▸ **Aim**: Using the listing below, report all lines holding the word "JSON".

▸ **Excerpted data**:

============

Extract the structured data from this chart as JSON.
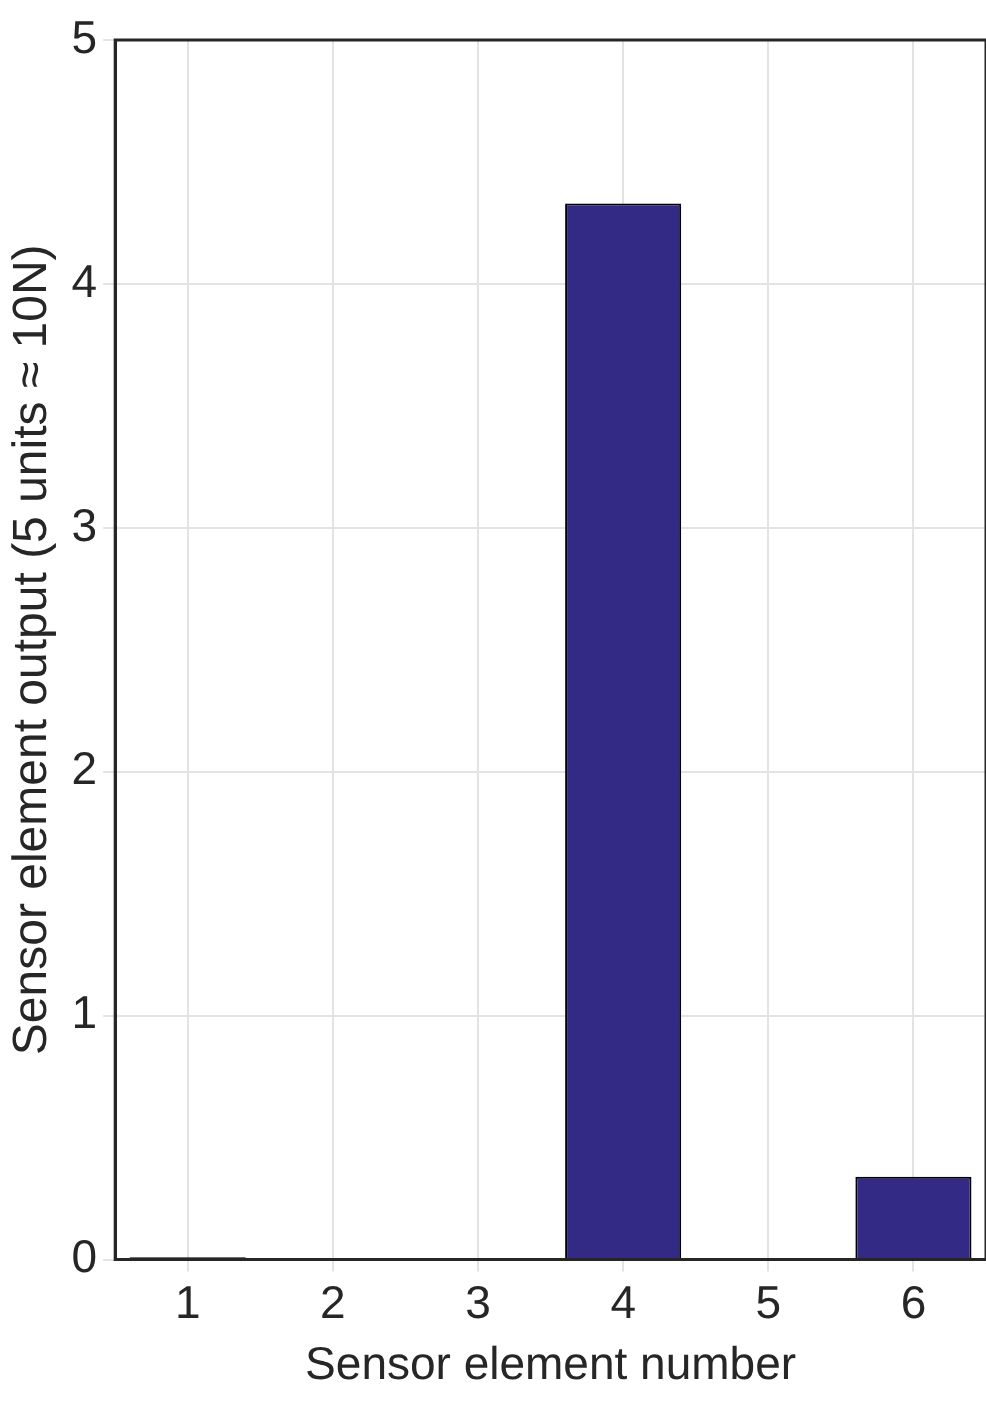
{
  "chart_data": {
    "type": "bar",
    "xlabel": "Sensor element number",
    "ylabel": "Sensor element output (5 units ≈ 10N)",
    "categories": [
      "1",
      "2",
      "3",
      "4",
      "5",
      "6"
    ],
    "values": [
      0.01,
      0,
      0,
      4.33,
      0,
      0.34
    ],
    "color": "#332a85",
    "ylim": [
      0,
      5
    ],
    "yticks": [
      0,
      1,
      2,
      3,
      4,
      5
    ],
    "grid": true
  }
}
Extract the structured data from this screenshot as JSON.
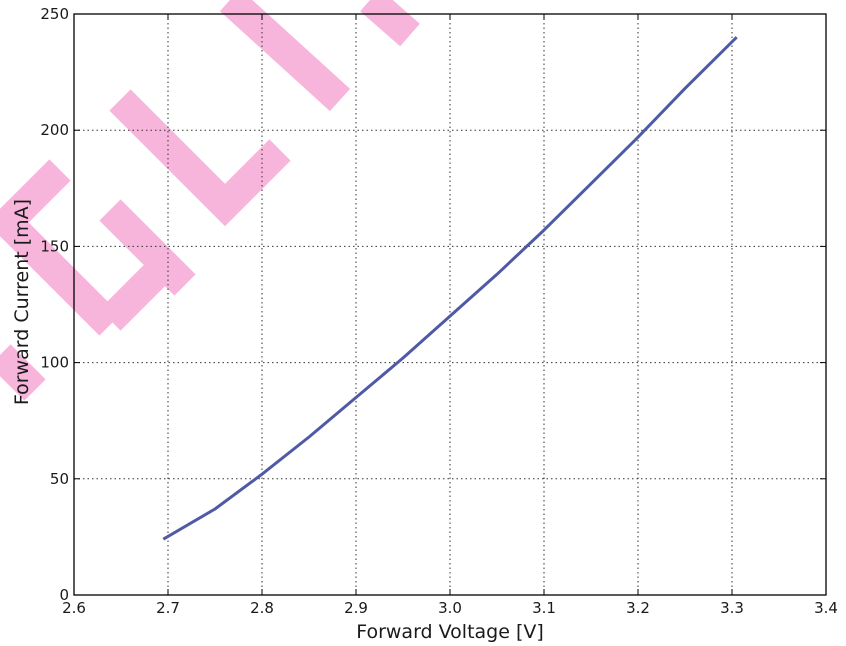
{
  "chart_data": {
    "type": "line",
    "xlabel": "Forward Voltage [V]",
    "ylabel": "Forward Current [mA]",
    "xlim": [
      2.6,
      3.4
    ],
    "ylim": [
      0,
      250
    ],
    "xticks": [
      "2.6",
      "2.7",
      "2.8",
      "2.9",
      "3.0",
      "3.1",
      "3.2",
      "3.3",
      "3.4"
    ],
    "yticks": [
      "0",
      "50",
      "100",
      "150",
      "200",
      "250"
    ],
    "grid": true,
    "series": [
      {
        "color": "#4f5aa6",
        "x": [
          2.695,
          2.75,
          2.8,
          2.85,
          2.9,
          2.95,
          3.0,
          3.05,
          3.1,
          3.15,
          3.2,
          3.25,
          3.305
        ],
        "y": [
          24,
          37,
          52,
          68,
          85,
          102,
          120,
          138,
          157,
          177,
          197,
          218,
          240
        ]
      }
    ]
  },
  "watermark": {
    "color": "#f7a8d6",
    "letters": "ELIT"
  }
}
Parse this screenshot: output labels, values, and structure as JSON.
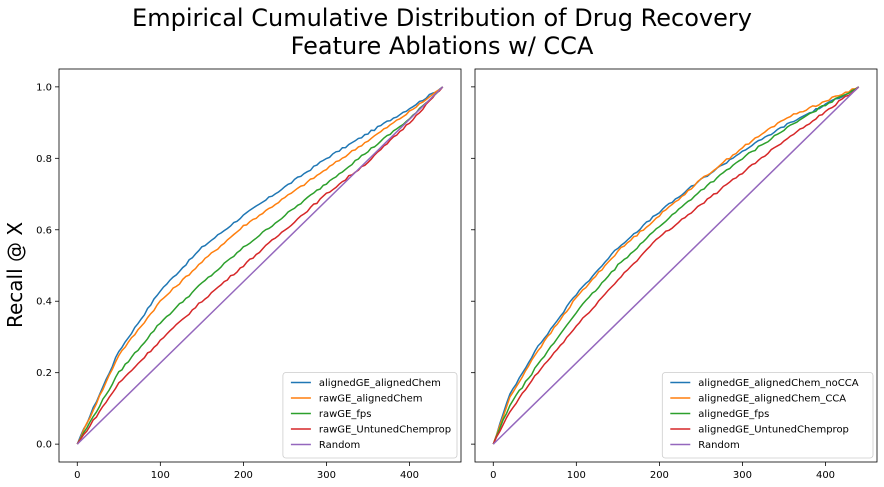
{
  "figure": {
    "title_line1": "Empirical Cumulative Distribution of Drug Recovery",
    "title_line2": "Feature Ablations w/ CCA",
    "ylabel": "Recall @ X"
  },
  "colors": {
    "blue": "#1f77b4",
    "orange": "#ff7f0e",
    "green": "#2ca02c",
    "red": "#d62728",
    "purple": "#9467bd"
  },
  "chart_data": [
    {
      "type": "line",
      "title": "",
      "xlabel": "",
      "ylabel": "Recall @ X",
      "xlim": [
        -22,
        462
      ],
      "ylim": [
        -0.05,
        1.05
      ],
      "xticks": [
        0,
        100,
        200,
        300,
        400
      ],
      "yticks": [
        0.0,
        0.2,
        0.4,
        0.6,
        0.8,
        1.0
      ],
      "legend_position": "lower right",
      "series": [
        {
          "name": "alignedGE_alignedChem",
          "color": "#1f77b4",
          "x": [
            0,
            50,
            100,
            150,
            200,
            250,
            300,
            350,
            400,
            440
          ],
          "y": [
            0,
            0.26,
            0.43,
            0.55,
            0.64,
            0.72,
            0.8,
            0.87,
            0.94,
            1.0
          ]
        },
        {
          "name": "rawGE_alignedChem",
          "color": "#ff7f0e",
          "x": [
            0,
            50,
            100,
            150,
            200,
            250,
            300,
            350,
            400,
            440
          ],
          "y": [
            0,
            0.25,
            0.4,
            0.51,
            0.61,
            0.69,
            0.77,
            0.85,
            0.93,
            1.0
          ]
        },
        {
          "name": "rawGE_fps",
          "color": "#2ca02c",
          "x": [
            0,
            50,
            100,
            150,
            200,
            250,
            300,
            350,
            400,
            440
          ],
          "y": [
            0,
            0.2,
            0.34,
            0.45,
            0.55,
            0.64,
            0.73,
            0.82,
            0.91,
            1.0
          ]
        },
        {
          "name": "rawGE_UntunedChemprop",
          "color": "#d62728",
          "x": [
            0,
            50,
            100,
            150,
            200,
            250,
            300,
            350,
            400,
            440
          ],
          "y": [
            0,
            0.17,
            0.29,
            0.4,
            0.5,
            0.6,
            0.7,
            0.79,
            0.9,
            1.0
          ]
        },
        {
          "name": "Random",
          "color": "#9467bd",
          "x": [
            0,
            440
          ],
          "y": [
            0,
            1.0
          ]
        }
      ]
    },
    {
      "type": "line",
      "title": "",
      "xlabel": "",
      "ylabel": "",
      "xlim": [
        -22,
        462
      ],
      "ylim": [
        -0.05,
        1.05
      ],
      "xticks": [
        0,
        100,
        200,
        300,
        400
      ],
      "yticks": [
        0.0,
        0.2,
        0.4,
        0.6,
        0.8,
        1.0
      ],
      "legend_position": "lower right",
      "series": [
        {
          "name": "alignedGE_alignedChem_noCCA",
          "color": "#1f77b4",
          "x": [
            0,
            20,
            50,
            100,
            150,
            200,
            250,
            300,
            350,
            400,
            440
          ],
          "y": [
            0,
            0.14,
            0.26,
            0.42,
            0.55,
            0.65,
            0.74,
            0.82,
            0.89,
            0.95,
            1.0
          ]
        },
        {
          "name": "alignedGE_alignedChem_CCA",
          "color": "#ff7f0e",
          "x": [
            0,
            20,
            50,
            100,
            150,
            200,
            250,
            300,
            350,
            400,
            440
          ],
          "y": [
            0,
            0.13,
            0.25,
            0.41,
            0.54,
            0.64,
            0.74,
            0.83,
            0.91,
            0.96,
            1.0
          ]
        },
        {
          "name": "alignedGE_fps",
          "color": "#2ca02c",
          "x": [
            0,
            20,
            50,
            100,
            150,
            200,
            250,
            300,
            350,
            400,
            440
          ],
          "y": [
            0,
            0.11,
            0.21,
            0.37,
            0.5,
            0.61,
            0.71,
            0.8,
            0.88,
            0.95,
            1.0
          ]
        },
        {
          "name": "alignedGE_UntunedChemprop",
          "color": "#d62728",
          "x": [
            0,
            20,
            50,
            100,
            150,
            200,
            250,
            300,
            350,
            400,
            440
          ],
          "y": [
            0,
            0.09,
            0.19,
            0.33,
            0.46,
            0.58,
            0.67,
            0.76,
            0.85,
            0.93,
            1.0
          ]
        },
        {
          "name": "Random",
          "color": "#9467bd",
          "x": [
            0,
            440
          ],
          "y": [
            0,
            1.0
          ]
        }
      ]
    }
  ]
}
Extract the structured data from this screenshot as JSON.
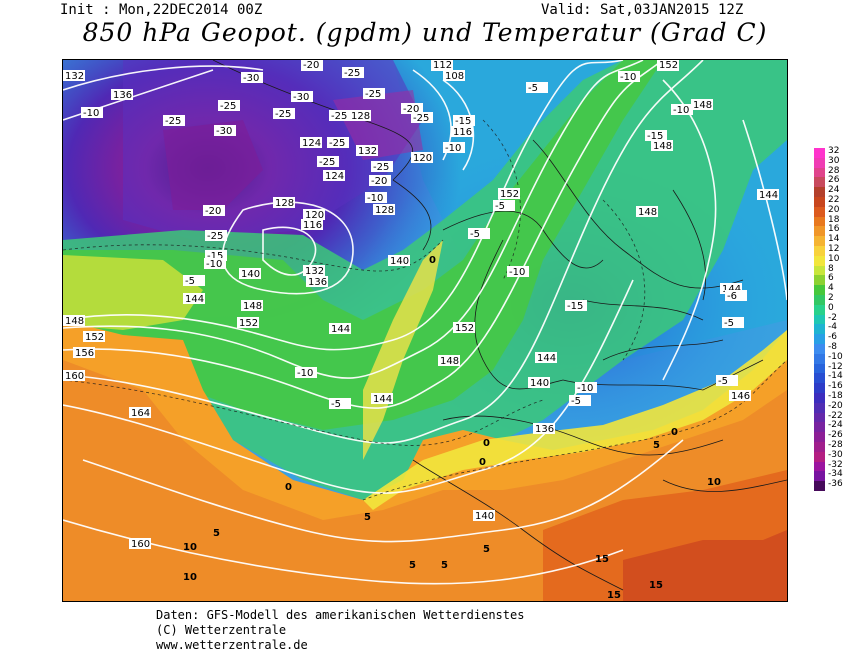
{
  "header": {
    "init": "Init : Mon,22DEC2014 00Z",
    "valid": "Valid: Sat,03JAN2015 12Z",
    "title": "850 hPa Geopot. (gpdm) und Temperatur (Grad C)"
  },
  "map": {
    "geopotential_labels": [
      "112",
      "108",
      "116",
      "120",
      "124",
      "128",
      "132",
      "136",
      "140",
      "144",
      "148",
      "152",
      "156",
      "160",
      "164"
    ],
    "temperature_labels": [
      "-30",
      "-25",
      "-20",
      "-15",
      "-10",
      "-5",
      "0",
      "5",
      "10",
      "15"
    ]
  },
  "scale": {
    "values": [
      "32",
      "30",
      "28",
      "26",
      "24",
      "22",
      "20",
      "18",
      "16",
      "14",
      "12",
      "10",
      "8",
      "6",
      "4",
      "2",
      "0",
      "-2",
      "-4",
      "-6",
      "-8",
      "-10",
      "-12",
      "-14",
      "-16",
      "-18",
      "-20",
      "-22",
      "-24",
      "-26",
      "-28",
      "-30",
      "-32",
      "-34",
      "-36"
    ],
    "colors": [
      "#ff33cc",
      "#f03cb4",
      "#e0448c",
      "#c84a5e",
      "#b3402c",
      "#c8461e",
      "#dc5a1e",
      "#e8781e",
      "#f09628",
      "#f5b432",
      "#f8d23c",
      "#f2e63c",
      "#c8e63c",
      "#8cd232",
      "#46c83c",
      "#32c864",
      "#28d28c",
      "#1ec8b4",
      "#1eb4d2",
      "#28a0e6",
      "#3c8cf0",
      "#3278e6",
      "#2864dc",
      "#284ed2",
      "#2d3cc8",
      "#3c2dbe",
      "#502db4",
      "#6428aa",
      "#7823a0",
      "#8c1e96",
      "#a01e8c",
      "#b41e82",
      "#9b14a0",
      "#7814a0",
      "#460a5a"
    ]
  },
  "footer": {
    "line1": "Daten: GFS-Modell des amerikanischen Wetterdienstes",
    "line2": "(C) Wetterzentrale",
    "line3": "www.wetterzentrale.de"
  }
}
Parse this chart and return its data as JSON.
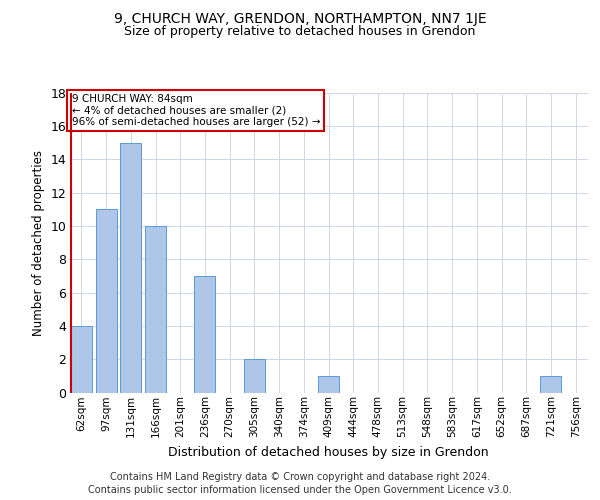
{
  "title1": "9, CHURCH WAY, GRENDON, NORTHAMPTON, NN7 1JE",
  "title2": "Size of property relative to detached houses in Grendon",
  "xlabel": "Distribution of detached houses by size in Grendon",
  "ylabel": "Number of detached properties",
  "footnote1": "Contains HM Land Registry data © Crown copyright and database right 2024.",
  "footnote2": "Contains public sector information licensed under the Open Government Licence v3.0.",
  "annotation_line1": "9 CHURCH WAY: 84sqm",
  "annotation_line2": "← 4% of detached houses are smaller (2)",
  "annotation_line3": "96% of semi-detached houses are larger (52) →",
  "bar_labels": [
    "62sqm",
    "97sqm",
    "131sqm",
    "166sqm",
    "201sqm",
    "236sqm",
    "270sqm",
    "305sqm",
    "340sqm",
    "374sqm",
    "409sqm",
    "444sqm",
    "478sqm",
    "513sqm",
    "548sqm",
    "583sqm",
    "617sqm",
    "652sqm",
    "687sqm",
    "721sqm",
    "756sqm"
  ],
  "bar_values": [
    4,
    11,
    15,
    10,
    0,
    7,
    0,
    2,
    0,
    0,
    1,
    0,
    0,
    0,
    0,
    0,
    0,
    0,
    0,
    1,
    0
  ],
  "bar_color": "#aec6e8",
  "bar_edge_color": "#5b9bd5",
  "marker_color": "#cc0000",
  "annotation_border_color": "#cc0000",
  "bg_color": "#ffffff",
  "grid_color": "#ccd6e8",
  "ylim": [
    0,
    18
  ],
  "yticks": [
    0,
    2,
    4,
    6,
    8,
    10,
    12,
    14,
    16,
    18
  ]
}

============

▸ **Result of this exercise**:
Extract the structured data from this chart as JSON.
Extract the structured data from this screenshot as JSON.
Parse this screenshot: output labels, values, and structure as JSON.
Extract the structured data from this screenshot as JSON.
Parse this chart and return its data as JSON.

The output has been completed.